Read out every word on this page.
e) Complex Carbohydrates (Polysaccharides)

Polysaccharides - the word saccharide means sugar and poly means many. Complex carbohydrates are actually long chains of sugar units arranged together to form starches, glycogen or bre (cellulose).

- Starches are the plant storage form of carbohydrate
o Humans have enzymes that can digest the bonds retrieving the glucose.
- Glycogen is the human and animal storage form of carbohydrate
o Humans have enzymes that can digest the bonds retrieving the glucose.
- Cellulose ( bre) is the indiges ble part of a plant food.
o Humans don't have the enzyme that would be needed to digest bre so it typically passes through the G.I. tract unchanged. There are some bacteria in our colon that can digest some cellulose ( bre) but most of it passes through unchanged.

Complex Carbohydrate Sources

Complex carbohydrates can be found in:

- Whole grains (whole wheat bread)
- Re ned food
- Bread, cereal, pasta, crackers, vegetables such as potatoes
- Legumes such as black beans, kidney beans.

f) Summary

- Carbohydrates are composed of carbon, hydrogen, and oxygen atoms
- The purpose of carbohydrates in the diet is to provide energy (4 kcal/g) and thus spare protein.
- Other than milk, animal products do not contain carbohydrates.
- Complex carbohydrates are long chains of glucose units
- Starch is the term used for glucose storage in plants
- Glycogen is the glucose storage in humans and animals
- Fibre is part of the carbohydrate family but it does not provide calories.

WHAT YOU ARE ASKED TO DO — Write out all the entries exactly.

WRITTEN SOLUTION —
Read out every word on this page.
e) Complex Carbohydrates (Polysaccharides)

Polysaccharides - the word saccharide means sugar and poly means many. Complex carbohydrates are actually long chains of sugar units arranged together to form starches, glycogen or bre (cellulose).

- Starches are the plant storage form of carbohydrate
o Humans have enzymes that can digest the bonds retrieving the glucose.
- Glycogen is the human and animal storage form of carbohydrate
o Humans have enzymes that can digest the bonds retrieving the glucose.
- Cellulose ( bre) is the indiges ble part of a plant food.
o Humans don't have the enzyme that would be needed to digest bre so it typically passes through the G.I. tract unchanged. There are some bacteria in our colon that can digest some cellulose ( bre) but most of it passes through unchanged.

Complex Carbohydrate Sources

Complex carbohydrates can be found in:

- Whole grains (whole wheat bread)
- Re ned food
- Bread, cereal, pasta, crackers, vegetables such as potatoes
- Legumes such as black beans, kidney beans.

f) Summary

- Carbohydrates are composed of carbon, hydrogen, and oxygen atoms
- The purpose of carbohydrates in the diet is to provide energy (4 kcal/g) and thus spare protein.
- Other than milk, animal products do not contain carbohydrates.
- Complex carbohydrates are long chains of glucose units
- Starch is the term used for glucose storage in plants
- Glycogen is the glucose storage in humans and animals
- Fibre is part of the carbohydrate family but it does not provide calories.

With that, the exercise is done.